__THE TASK__:
Locate every line in the records below that contains the word "past", and copy each one.

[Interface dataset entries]
━━━━━━━━━━━━━━━━━━━━
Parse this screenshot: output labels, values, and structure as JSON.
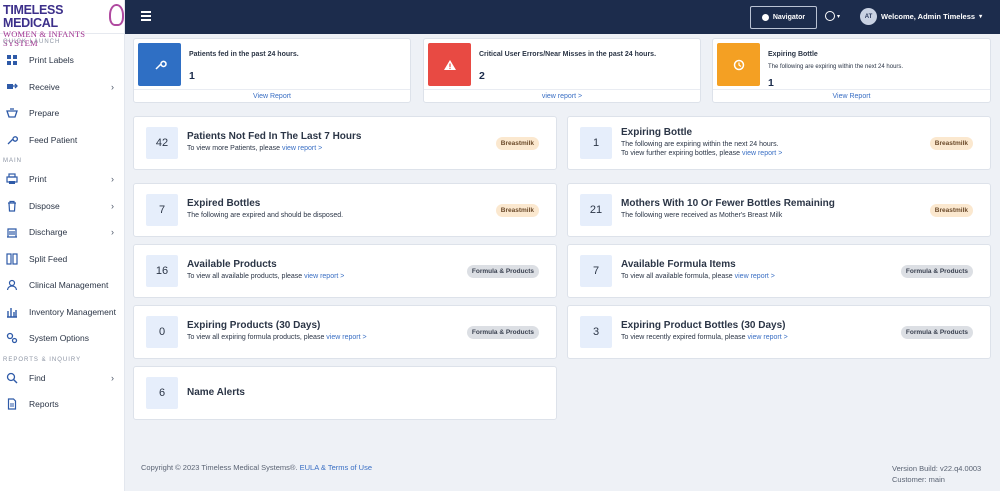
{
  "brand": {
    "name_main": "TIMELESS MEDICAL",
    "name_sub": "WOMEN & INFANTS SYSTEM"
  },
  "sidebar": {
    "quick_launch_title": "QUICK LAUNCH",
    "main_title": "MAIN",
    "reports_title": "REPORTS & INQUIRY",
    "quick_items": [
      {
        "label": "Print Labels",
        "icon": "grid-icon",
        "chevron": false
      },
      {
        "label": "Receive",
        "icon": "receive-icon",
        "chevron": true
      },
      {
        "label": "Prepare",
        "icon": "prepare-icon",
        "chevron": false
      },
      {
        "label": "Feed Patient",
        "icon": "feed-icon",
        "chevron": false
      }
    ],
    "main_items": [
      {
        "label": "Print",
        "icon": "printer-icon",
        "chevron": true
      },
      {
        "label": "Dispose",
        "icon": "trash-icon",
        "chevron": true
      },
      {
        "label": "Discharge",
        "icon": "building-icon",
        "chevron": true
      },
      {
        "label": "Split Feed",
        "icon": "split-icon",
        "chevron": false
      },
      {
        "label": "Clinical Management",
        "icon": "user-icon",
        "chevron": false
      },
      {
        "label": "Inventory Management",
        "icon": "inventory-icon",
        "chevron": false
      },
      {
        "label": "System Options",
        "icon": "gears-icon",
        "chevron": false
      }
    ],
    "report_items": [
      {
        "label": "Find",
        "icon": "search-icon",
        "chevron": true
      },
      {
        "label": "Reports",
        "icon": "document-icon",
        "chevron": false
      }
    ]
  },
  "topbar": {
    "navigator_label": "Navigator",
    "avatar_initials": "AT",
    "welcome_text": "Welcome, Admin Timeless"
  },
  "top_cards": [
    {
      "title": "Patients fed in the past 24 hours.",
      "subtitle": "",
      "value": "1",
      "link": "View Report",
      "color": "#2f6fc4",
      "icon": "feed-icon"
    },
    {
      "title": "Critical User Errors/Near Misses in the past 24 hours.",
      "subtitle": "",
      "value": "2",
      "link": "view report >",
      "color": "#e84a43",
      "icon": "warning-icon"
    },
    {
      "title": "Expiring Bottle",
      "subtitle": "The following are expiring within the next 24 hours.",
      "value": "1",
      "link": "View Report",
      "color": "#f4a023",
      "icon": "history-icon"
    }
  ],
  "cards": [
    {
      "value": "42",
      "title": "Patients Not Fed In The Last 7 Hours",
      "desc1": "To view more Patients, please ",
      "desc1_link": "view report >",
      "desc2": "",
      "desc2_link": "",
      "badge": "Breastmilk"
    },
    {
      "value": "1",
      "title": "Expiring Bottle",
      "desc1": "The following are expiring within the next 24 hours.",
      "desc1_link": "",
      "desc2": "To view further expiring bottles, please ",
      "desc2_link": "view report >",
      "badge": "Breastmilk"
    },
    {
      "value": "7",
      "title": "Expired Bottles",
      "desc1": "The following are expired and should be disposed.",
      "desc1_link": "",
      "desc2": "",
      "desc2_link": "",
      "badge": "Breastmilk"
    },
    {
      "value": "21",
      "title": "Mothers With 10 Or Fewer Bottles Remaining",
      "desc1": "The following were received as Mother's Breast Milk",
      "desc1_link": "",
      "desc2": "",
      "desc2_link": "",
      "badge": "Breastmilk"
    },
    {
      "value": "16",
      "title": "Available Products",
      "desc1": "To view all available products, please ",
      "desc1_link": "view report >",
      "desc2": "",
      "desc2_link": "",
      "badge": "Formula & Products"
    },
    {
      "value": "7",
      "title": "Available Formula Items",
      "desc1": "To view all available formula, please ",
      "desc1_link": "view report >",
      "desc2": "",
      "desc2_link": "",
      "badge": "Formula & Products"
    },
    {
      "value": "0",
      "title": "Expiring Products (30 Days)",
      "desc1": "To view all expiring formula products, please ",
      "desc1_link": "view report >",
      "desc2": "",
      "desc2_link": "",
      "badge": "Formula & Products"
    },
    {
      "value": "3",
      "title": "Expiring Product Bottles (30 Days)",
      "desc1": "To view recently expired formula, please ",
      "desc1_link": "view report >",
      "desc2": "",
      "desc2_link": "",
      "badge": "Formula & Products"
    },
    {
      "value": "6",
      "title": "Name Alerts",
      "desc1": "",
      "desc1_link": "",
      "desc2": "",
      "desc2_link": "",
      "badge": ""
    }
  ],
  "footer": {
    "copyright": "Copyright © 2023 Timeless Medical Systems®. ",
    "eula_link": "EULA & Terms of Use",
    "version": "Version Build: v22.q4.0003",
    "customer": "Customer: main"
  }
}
━━━━━━━━━━━━━━━━━━━━
__WORKED SOLUTION__:
      "title": "Patients fed in the past 24 hours.",
      "title": "Critical User Errors/Near Misses in the past 24 hours.",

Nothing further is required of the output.